- TASK STATEMENT
Copy, from the entries below, each line in which the string "phải" appears.

- EXERCISE INPUTS
--- --- ---
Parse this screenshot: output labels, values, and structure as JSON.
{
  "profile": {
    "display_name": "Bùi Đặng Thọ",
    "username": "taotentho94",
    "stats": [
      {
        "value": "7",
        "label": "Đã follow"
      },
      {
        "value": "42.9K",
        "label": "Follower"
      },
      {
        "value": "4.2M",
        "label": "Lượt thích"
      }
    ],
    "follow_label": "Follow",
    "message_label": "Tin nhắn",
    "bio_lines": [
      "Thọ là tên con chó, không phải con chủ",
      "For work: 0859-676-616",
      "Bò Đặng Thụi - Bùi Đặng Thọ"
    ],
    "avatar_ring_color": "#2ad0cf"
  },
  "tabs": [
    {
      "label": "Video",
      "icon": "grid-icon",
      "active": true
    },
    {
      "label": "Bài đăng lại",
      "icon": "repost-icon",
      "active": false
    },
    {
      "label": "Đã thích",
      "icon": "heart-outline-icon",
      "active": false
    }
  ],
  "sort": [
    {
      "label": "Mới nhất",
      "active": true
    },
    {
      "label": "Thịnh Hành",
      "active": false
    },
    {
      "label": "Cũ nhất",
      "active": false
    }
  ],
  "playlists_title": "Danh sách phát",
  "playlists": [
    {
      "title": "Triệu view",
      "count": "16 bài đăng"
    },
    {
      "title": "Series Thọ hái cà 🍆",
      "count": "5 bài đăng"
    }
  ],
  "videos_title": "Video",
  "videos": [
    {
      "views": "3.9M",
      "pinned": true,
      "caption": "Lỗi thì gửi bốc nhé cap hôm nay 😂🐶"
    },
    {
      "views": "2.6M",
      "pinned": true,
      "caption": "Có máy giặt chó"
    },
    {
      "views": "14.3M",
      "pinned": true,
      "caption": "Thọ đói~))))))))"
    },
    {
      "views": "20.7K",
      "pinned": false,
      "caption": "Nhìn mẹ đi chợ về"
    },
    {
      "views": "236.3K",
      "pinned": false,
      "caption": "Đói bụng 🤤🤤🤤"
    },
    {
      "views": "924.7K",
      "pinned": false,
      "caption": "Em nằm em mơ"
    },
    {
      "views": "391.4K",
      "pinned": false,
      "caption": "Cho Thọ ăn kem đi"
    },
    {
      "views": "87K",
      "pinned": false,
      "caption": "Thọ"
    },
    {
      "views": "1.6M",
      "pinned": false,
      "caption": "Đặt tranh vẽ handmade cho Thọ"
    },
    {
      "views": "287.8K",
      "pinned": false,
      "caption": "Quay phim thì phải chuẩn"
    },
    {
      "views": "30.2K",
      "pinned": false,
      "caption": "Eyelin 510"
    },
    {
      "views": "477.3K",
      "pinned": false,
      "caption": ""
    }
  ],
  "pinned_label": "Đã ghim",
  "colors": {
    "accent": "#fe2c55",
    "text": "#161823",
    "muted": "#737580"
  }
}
--- --- ---
- OUTPUT OF THE EXERCISE
      "Thọ là tên con chó, không phải con chủ",
      "caption": "Quay phim thì phải chuẩn"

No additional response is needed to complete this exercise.